### Raw data
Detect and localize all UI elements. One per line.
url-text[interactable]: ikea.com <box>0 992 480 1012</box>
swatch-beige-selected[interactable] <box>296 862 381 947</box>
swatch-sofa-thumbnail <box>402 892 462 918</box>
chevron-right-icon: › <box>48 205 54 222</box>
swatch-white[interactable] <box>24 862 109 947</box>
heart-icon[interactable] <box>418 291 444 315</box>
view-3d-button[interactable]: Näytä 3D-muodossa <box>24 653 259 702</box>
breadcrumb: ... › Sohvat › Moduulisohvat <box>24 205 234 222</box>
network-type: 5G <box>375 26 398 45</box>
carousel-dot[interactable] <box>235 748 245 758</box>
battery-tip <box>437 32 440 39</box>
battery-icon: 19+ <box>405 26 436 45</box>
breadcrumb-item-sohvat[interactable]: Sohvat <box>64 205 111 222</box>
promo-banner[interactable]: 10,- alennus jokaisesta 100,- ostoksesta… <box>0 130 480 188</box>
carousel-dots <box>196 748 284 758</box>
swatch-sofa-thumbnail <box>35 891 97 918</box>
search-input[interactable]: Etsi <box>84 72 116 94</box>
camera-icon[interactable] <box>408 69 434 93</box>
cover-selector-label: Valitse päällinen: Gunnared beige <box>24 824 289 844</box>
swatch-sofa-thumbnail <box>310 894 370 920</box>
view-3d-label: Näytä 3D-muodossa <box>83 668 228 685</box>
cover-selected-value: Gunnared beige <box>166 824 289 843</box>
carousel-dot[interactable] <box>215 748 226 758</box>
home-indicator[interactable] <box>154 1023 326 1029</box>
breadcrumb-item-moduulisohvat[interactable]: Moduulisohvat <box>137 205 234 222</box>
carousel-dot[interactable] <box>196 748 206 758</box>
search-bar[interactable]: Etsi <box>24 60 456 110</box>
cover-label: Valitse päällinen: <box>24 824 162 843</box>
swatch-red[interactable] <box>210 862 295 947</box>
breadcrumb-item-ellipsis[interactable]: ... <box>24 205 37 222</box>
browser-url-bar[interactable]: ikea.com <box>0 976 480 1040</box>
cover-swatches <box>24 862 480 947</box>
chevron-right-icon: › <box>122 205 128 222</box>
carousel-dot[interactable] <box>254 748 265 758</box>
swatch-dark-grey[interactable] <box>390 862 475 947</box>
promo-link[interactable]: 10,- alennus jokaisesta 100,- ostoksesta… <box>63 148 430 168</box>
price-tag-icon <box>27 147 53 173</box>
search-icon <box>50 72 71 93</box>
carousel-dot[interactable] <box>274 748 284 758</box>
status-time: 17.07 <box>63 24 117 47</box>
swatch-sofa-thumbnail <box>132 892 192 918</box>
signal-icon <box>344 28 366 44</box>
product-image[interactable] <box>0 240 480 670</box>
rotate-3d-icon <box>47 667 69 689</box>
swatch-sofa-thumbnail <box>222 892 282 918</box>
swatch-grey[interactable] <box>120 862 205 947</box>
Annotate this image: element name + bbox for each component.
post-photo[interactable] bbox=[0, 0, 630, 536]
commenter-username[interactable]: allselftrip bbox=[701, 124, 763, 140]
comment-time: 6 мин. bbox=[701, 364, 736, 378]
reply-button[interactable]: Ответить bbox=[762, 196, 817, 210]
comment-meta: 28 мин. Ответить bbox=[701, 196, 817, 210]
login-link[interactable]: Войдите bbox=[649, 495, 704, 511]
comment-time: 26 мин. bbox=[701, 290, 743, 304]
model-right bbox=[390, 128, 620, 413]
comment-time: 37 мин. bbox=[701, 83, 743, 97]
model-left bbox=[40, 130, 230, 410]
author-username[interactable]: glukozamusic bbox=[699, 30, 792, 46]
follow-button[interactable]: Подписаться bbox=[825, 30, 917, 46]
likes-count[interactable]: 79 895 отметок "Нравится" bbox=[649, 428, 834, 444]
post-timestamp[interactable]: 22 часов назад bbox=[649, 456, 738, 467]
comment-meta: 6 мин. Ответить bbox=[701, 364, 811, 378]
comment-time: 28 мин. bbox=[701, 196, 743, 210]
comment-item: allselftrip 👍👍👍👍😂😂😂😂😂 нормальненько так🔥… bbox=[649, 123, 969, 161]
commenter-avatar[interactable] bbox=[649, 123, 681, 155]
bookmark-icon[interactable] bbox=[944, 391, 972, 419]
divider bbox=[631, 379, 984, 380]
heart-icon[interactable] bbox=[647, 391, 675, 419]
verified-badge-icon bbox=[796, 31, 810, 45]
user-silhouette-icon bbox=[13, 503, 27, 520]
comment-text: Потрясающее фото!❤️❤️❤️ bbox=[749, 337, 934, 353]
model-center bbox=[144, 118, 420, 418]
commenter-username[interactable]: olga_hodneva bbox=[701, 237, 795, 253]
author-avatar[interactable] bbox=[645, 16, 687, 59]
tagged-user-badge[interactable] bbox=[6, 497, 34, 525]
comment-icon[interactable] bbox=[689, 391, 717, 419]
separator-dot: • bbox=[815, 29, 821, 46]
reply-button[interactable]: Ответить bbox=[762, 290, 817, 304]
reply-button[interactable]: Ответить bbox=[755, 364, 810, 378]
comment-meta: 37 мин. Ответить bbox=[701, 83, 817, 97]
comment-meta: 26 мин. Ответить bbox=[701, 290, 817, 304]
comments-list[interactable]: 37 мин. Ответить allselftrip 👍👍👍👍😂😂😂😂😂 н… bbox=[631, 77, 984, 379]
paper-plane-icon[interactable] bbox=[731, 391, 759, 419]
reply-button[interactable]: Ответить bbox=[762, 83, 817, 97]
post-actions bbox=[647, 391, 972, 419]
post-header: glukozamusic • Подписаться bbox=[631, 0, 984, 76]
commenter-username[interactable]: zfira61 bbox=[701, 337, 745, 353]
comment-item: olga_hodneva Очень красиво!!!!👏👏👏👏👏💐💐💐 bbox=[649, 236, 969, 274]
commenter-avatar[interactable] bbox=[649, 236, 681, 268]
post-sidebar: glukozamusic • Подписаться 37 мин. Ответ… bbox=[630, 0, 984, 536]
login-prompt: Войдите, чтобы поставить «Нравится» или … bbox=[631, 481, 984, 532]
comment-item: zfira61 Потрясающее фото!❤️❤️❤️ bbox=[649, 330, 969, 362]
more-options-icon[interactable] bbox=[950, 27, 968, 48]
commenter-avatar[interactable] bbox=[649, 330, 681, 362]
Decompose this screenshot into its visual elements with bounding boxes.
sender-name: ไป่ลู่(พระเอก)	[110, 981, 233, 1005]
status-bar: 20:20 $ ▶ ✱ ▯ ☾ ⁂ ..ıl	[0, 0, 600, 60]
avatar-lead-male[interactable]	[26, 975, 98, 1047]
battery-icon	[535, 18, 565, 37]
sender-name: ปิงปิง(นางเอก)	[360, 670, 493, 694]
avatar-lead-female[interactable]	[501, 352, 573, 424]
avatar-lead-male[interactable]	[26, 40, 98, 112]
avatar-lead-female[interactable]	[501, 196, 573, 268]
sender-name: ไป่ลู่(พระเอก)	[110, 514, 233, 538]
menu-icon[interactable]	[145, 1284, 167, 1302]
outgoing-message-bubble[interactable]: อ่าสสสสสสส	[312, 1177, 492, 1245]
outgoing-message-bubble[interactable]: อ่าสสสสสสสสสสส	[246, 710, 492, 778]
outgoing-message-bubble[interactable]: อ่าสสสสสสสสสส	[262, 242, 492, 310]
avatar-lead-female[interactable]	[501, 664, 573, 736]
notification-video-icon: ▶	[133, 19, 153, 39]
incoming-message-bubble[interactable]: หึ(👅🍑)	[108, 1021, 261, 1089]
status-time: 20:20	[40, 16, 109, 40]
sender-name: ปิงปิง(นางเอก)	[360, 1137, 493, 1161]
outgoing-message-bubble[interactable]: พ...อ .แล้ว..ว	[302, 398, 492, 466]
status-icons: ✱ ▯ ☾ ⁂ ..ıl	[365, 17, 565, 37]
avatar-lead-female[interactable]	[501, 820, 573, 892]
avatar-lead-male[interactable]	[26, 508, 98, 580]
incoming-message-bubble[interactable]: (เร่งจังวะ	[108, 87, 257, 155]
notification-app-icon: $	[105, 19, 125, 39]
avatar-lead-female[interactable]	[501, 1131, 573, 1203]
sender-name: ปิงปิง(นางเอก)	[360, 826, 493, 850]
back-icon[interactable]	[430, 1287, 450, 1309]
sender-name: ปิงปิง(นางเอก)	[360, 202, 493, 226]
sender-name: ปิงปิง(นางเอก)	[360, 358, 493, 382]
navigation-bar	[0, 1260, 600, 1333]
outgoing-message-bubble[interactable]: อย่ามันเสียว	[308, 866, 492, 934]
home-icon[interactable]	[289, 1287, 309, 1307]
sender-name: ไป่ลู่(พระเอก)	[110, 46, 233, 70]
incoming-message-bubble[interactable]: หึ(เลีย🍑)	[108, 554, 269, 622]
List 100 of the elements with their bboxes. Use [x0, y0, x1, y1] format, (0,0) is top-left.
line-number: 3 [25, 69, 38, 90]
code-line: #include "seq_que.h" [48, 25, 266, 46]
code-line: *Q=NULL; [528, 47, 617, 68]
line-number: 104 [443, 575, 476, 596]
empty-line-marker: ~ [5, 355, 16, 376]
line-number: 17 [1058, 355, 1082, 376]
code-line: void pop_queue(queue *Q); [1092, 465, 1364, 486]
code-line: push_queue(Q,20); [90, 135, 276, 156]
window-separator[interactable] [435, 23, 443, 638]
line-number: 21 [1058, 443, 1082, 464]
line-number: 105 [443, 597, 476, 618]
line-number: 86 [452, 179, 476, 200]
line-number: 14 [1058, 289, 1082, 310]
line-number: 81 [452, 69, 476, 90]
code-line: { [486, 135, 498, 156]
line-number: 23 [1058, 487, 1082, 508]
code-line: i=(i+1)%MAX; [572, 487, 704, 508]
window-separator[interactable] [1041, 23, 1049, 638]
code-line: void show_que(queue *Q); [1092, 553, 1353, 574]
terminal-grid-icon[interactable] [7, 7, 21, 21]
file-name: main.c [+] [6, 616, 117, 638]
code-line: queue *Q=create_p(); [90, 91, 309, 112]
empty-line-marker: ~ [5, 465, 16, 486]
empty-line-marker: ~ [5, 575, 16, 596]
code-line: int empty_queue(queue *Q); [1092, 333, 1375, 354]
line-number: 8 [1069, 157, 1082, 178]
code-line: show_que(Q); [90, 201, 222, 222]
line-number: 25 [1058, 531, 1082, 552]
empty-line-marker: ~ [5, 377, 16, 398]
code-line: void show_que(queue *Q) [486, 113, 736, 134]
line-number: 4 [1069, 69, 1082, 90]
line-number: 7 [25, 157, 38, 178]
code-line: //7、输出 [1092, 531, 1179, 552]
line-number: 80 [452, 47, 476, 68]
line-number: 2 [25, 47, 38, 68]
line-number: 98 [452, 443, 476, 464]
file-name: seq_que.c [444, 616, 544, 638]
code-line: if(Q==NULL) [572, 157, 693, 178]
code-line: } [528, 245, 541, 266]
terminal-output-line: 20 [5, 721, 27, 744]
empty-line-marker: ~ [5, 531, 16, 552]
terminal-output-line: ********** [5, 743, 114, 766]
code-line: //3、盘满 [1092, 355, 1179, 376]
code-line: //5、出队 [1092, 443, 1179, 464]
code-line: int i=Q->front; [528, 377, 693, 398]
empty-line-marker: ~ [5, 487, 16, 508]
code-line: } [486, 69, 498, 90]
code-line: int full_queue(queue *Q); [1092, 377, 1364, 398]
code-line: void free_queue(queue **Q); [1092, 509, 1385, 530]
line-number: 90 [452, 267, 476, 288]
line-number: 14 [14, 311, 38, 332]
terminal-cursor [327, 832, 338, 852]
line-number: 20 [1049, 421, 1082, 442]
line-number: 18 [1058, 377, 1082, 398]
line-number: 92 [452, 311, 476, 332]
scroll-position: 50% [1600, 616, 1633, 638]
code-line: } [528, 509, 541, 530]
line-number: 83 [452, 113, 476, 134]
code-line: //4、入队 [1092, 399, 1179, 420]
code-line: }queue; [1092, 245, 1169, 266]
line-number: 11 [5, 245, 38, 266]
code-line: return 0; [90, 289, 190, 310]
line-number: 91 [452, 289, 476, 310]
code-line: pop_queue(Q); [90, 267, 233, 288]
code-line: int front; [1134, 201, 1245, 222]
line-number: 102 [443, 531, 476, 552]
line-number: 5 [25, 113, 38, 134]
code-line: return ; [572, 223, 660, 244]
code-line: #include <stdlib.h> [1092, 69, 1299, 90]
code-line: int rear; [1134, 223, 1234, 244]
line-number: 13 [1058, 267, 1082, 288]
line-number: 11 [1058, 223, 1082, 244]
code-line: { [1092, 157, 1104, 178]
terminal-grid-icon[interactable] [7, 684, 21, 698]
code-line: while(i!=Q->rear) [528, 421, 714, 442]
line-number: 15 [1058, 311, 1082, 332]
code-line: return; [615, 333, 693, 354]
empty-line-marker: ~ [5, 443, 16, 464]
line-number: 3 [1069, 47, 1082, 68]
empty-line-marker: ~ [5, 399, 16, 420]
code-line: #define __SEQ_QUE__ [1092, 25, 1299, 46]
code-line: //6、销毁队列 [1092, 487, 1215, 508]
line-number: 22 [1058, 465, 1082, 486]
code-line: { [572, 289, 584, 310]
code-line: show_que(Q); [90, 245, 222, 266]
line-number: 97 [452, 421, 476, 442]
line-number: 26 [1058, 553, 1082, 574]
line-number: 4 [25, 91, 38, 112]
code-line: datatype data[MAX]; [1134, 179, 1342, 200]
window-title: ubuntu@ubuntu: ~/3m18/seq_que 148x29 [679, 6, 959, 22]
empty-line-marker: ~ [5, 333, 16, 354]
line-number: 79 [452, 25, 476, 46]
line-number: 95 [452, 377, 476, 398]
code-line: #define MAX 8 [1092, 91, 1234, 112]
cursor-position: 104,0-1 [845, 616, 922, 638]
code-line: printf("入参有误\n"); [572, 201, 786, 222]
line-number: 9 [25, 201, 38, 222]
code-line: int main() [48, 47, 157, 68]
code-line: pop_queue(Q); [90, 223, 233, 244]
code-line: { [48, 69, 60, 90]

### Exercise goal
Convert the lines from the start of the records through the line that contains "breadcrumb: ... ›" into a JSON list of strings, one string per line, with blank lines left out.

### Response to this exercise
[
  "Detect and localize all UI elements. One per line.",
  "url-text[interactable]: ikea.com <box>0 992 480 1012</box>",
  "swatch-beige-selected[interactable] <box>296 862 381 947</box>",
  "swatch-sofa-thumbnail <box>402 892 462 918</box>",
  "chevron-right-icon: › <box>48 205 54 222</box>",
  "swatch-white[interactable] <box>24 862 109 947</box>",
  "heart-icon[interactable] <box>418 291 444 315</box>",
  "view-3d-button[interactable]: Näytä 3D-muodossa <box>24 653 259 702</box>",
  "breadcrumb: ... › Sohvat › Moduulisohvat <box>24 205 234 222</box>"
]